> Records for processing
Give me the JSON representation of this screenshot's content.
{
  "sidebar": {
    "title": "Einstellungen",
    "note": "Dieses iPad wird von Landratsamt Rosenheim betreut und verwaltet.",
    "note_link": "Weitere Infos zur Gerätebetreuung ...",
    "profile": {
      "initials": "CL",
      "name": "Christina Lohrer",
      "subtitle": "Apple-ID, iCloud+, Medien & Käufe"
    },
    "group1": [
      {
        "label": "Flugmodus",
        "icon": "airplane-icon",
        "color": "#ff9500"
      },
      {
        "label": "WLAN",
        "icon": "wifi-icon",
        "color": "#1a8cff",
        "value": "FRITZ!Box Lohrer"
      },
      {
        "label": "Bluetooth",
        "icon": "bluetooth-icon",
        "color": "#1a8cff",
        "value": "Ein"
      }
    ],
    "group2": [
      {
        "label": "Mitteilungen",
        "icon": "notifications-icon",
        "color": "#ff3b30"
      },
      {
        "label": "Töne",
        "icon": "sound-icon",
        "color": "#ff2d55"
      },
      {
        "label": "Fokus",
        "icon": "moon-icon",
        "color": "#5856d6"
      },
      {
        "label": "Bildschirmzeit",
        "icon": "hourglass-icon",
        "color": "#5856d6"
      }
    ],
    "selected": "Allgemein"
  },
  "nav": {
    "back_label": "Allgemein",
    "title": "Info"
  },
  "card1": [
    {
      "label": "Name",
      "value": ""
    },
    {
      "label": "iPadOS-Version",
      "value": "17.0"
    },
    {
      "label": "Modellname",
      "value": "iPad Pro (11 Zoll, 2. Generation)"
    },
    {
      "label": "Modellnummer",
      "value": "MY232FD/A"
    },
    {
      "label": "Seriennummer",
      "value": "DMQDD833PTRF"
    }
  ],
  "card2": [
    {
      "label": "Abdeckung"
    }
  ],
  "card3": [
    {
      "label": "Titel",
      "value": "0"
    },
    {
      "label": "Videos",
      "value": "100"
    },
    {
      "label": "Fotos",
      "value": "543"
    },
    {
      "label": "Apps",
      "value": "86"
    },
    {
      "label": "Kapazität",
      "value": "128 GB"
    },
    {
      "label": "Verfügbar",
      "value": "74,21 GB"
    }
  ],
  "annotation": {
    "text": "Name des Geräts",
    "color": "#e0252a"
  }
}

> Stated exercise
Write out every entry word for word.

> Result
Give me the JSON representation of this screenshot's content.
{
  "sidebar": {
    "title": "Einstellungen",
    "note": "Dieses iPad wird von Landratsamt Rosenheim betreut und verwaltet.",
    "note_link": "Weitere Infos zur Gerätebetreuung ...",
    "profile": {
      "initials": "CL",
      "name": "Christina Lohrer",
      "subtitle": "Apple-ID, iCloud+, Medien & Käufe"
    },
    "group1": [
      {
        "label": "Flugmodus",
        "icon": "airplane-icon",
        "color": "#ff9500"
      },
      {
        "label": "WLAN",
        "icon": "wifi-icon",
        "color": "#1a8cff",
        "value": "FRITZ!Box Lohrer"
      },
      {
        "label": "Bluetooth",
        "icon": "bluetooth-icon",
        "color": "#1a8cff",
        "value": "Ein"
      }
    ],
    "group2": [
      {
        "label": "Mitteilungen",
        "icon": "notifications-icon",
        "color": "#ff3b30"
      },
      {
        "label": "Töne",
        "icon": "sound-icon",
        "color": "#ff2d55"
      },
      {
        "label": "Fokus",
        "icon": "moon-icon",
        "color": "#5856d6"
      },
      {
        "label": "Bildschirmzeit",
        "icon": "hourglass-icon",
        "color": "#5856d6"
      }
    ],
    "selected": "Allgemein"
  },
  "nav": {
    "back_label": "Allgemein",
    "title": "Info"
  },
  "card1": [
    {
      "label": "Name",
      "value": ""
    },
    {
      "label": "iPadOS-Version",
      "value": "17.0"
    },
    {
      "label": "Modellname",
      "value": "iPad Pro (11 Zoll, 2. Generation)"
    },
    {
      "label": "Modellnummer",
      "value": "MY232FD/A"
    },
    {
      "label": "Seriennummer",
      "value": "DMQDD833PTRF"
    }
  ],
  "card2": [
    {
      "label": "Abdeckung"
    }
  ],
  "card3": [
    {
      "label": "Titel",
      "value": "0"
    },
    {
      "label": "Videos",
      "value": "100"
    },
    {
      "label": "Fotos",
      "value": "543"
    },
    {
      "label": "Apps",
      "value": "86"
    },
    {
      "label": "Kapazität",
      "value": "128 GB"
    },
    {
      "label": "Verfügbar",
      "value": "74,21 GB"
    }
  ],
  "annotation": {
    "text": "Name des Geräts",
    "color": "#e0252a"
  }
}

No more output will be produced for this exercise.